**RECORDS FOR THIS TASK:**
○ ○ ○
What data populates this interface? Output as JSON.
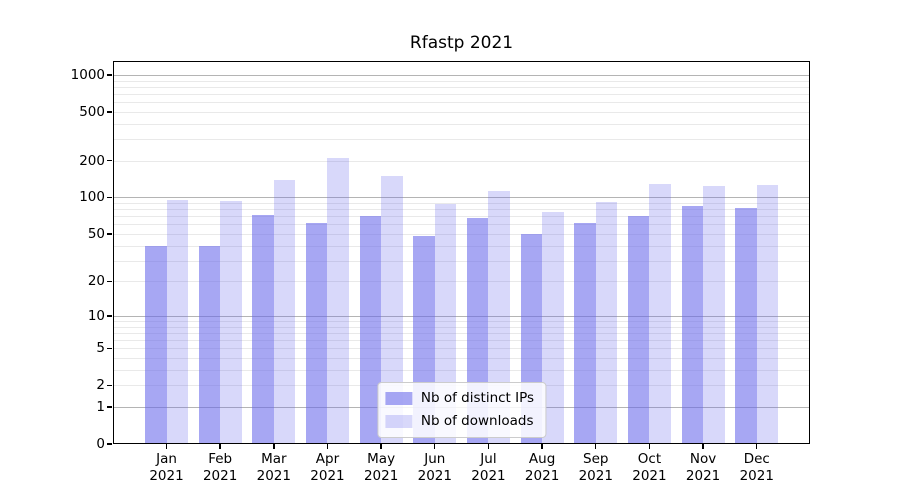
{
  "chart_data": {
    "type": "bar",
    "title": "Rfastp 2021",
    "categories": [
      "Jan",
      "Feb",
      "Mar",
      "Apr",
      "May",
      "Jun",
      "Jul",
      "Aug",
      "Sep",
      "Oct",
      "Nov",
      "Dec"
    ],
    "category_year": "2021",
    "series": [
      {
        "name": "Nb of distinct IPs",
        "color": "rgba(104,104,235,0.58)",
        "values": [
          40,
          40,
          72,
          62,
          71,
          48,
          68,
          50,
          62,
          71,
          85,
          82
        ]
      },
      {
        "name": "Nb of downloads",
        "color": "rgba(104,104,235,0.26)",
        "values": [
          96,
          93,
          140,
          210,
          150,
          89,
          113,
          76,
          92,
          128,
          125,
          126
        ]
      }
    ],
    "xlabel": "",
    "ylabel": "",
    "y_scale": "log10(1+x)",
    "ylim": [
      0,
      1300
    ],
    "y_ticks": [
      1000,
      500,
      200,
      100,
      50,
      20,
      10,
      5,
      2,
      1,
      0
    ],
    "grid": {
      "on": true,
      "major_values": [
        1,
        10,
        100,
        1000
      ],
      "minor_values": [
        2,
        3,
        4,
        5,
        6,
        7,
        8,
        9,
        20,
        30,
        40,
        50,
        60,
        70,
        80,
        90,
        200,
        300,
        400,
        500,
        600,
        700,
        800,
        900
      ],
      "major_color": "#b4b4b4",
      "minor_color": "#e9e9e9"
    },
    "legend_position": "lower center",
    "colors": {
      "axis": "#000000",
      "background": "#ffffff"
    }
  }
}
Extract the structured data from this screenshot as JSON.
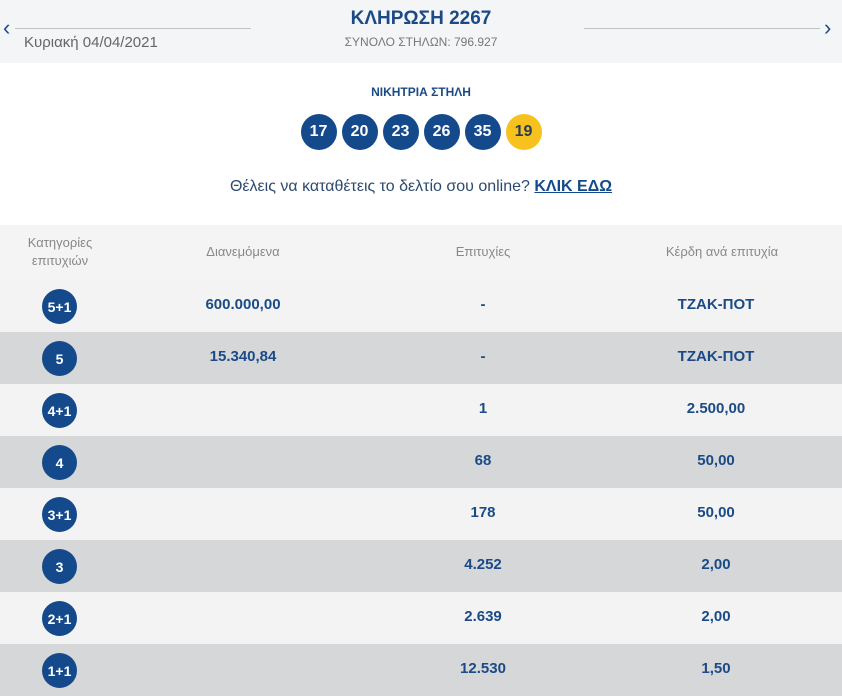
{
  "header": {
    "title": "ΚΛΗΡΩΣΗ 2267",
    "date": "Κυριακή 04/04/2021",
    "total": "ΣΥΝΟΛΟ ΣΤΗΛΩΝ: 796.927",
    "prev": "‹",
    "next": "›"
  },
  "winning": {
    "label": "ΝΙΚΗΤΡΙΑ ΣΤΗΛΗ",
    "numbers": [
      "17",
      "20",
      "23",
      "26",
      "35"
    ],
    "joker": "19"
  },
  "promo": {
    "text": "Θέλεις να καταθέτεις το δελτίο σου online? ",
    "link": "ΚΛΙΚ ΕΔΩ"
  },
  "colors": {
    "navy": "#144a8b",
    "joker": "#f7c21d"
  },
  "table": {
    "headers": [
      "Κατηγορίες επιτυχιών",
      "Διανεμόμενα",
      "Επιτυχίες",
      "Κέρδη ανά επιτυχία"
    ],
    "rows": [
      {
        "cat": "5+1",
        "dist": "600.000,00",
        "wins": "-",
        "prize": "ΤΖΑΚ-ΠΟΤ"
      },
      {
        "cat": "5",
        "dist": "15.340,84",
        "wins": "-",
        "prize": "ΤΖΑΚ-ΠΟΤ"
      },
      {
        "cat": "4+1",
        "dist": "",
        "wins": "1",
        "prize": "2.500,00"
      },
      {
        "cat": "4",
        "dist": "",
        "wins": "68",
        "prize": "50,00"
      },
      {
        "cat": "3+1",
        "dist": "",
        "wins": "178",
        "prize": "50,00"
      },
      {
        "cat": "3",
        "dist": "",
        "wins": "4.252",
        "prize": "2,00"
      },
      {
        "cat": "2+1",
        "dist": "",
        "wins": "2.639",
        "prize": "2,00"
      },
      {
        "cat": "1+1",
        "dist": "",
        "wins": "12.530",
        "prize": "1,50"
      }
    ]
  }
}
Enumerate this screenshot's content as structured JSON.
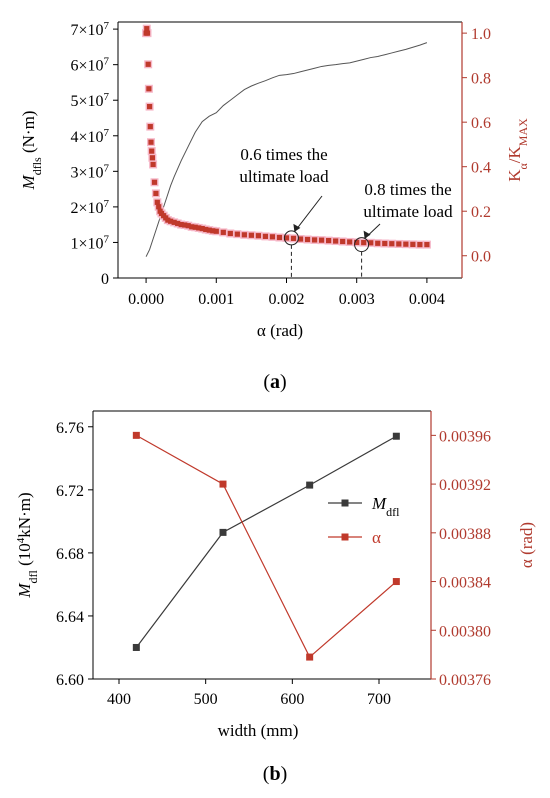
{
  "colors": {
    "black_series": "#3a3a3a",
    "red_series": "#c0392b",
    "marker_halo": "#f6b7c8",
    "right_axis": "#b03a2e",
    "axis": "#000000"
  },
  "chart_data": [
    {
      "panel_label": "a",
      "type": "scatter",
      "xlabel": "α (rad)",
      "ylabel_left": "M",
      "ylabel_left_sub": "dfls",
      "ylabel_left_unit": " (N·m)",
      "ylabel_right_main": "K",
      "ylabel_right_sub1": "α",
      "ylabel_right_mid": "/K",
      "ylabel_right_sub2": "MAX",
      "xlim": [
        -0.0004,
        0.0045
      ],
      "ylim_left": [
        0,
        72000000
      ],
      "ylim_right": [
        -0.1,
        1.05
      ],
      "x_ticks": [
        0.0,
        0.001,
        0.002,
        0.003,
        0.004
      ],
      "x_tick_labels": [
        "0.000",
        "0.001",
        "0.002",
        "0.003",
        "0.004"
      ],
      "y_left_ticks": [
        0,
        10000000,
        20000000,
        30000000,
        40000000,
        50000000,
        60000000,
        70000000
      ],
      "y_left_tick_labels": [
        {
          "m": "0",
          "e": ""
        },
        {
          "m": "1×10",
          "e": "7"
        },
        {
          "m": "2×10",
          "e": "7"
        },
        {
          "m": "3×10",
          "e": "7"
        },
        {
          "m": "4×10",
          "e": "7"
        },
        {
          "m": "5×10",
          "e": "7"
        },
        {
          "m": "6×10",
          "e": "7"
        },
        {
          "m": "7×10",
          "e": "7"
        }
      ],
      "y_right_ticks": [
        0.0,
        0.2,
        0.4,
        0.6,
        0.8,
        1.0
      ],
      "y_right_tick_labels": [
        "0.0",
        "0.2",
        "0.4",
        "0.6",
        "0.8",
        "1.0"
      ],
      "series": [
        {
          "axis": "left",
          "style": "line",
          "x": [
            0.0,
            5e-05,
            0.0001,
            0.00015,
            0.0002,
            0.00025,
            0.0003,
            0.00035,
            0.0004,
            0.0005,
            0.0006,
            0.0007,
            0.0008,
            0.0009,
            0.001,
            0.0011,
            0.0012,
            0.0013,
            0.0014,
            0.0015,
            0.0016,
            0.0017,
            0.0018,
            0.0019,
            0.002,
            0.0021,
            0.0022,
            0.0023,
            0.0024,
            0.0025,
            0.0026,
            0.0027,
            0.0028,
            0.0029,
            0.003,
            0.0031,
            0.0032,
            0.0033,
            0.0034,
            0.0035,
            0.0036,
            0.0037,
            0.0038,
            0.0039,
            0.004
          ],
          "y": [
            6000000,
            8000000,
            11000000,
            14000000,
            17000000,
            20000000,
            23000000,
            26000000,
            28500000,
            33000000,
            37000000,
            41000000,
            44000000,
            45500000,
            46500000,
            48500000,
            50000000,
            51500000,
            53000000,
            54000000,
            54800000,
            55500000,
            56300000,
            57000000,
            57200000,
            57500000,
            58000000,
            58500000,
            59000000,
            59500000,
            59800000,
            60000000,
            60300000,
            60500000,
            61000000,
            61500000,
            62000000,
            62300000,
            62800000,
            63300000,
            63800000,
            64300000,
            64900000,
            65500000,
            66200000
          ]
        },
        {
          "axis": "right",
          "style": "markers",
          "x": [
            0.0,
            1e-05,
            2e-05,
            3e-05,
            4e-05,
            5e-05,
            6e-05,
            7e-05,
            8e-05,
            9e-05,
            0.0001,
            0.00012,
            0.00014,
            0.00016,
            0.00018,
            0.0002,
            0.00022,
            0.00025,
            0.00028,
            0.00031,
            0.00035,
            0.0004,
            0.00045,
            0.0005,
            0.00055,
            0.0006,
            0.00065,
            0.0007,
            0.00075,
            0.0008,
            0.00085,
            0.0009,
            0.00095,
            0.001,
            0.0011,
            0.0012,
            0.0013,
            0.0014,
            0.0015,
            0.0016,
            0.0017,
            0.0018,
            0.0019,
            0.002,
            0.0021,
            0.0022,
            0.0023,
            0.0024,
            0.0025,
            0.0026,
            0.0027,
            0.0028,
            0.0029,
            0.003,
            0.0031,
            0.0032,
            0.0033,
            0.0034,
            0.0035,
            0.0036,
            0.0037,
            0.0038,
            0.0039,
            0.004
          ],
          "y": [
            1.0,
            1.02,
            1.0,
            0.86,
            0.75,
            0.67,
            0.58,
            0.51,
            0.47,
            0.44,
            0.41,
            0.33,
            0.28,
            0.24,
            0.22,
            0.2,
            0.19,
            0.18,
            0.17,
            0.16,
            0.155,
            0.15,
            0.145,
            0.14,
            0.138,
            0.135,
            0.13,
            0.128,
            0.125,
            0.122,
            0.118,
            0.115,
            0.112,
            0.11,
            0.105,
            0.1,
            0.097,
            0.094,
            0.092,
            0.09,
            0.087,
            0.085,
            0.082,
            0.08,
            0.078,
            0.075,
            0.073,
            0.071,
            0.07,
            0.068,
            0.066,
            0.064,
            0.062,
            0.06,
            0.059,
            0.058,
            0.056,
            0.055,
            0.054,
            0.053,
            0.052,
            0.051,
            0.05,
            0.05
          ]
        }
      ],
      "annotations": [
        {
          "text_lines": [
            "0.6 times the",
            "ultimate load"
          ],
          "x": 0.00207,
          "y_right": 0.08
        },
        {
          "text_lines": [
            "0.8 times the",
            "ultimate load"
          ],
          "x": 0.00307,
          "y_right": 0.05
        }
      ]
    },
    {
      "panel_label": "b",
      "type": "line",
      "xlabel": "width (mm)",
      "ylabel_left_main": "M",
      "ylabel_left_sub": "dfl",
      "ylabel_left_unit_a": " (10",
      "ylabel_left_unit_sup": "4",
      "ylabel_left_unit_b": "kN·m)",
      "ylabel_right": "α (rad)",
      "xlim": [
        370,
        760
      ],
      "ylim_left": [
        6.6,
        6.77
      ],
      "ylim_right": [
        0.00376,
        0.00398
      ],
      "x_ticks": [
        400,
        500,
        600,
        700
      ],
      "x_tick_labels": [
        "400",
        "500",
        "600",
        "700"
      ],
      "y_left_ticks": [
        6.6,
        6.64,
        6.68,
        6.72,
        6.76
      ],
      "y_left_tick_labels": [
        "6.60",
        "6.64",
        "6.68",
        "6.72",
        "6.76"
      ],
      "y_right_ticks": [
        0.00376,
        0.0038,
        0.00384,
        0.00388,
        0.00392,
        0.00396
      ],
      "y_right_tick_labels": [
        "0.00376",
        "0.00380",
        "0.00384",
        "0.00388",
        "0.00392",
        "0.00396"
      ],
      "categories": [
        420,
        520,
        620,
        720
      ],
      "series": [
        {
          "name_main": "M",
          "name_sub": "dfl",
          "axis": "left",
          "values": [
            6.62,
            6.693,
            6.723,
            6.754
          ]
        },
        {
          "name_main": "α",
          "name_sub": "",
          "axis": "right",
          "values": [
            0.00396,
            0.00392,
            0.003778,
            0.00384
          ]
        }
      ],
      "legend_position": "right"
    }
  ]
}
○ ○ ○
**WHAT THE EXERCISE ASKS:** Identify and copy the lines holding the word "structured".

**SOLUTION TO THIS EXERCISE:**
Extract the structured data from this screenshot as JSON.
Enumerate this screenshot's content as structured JSON.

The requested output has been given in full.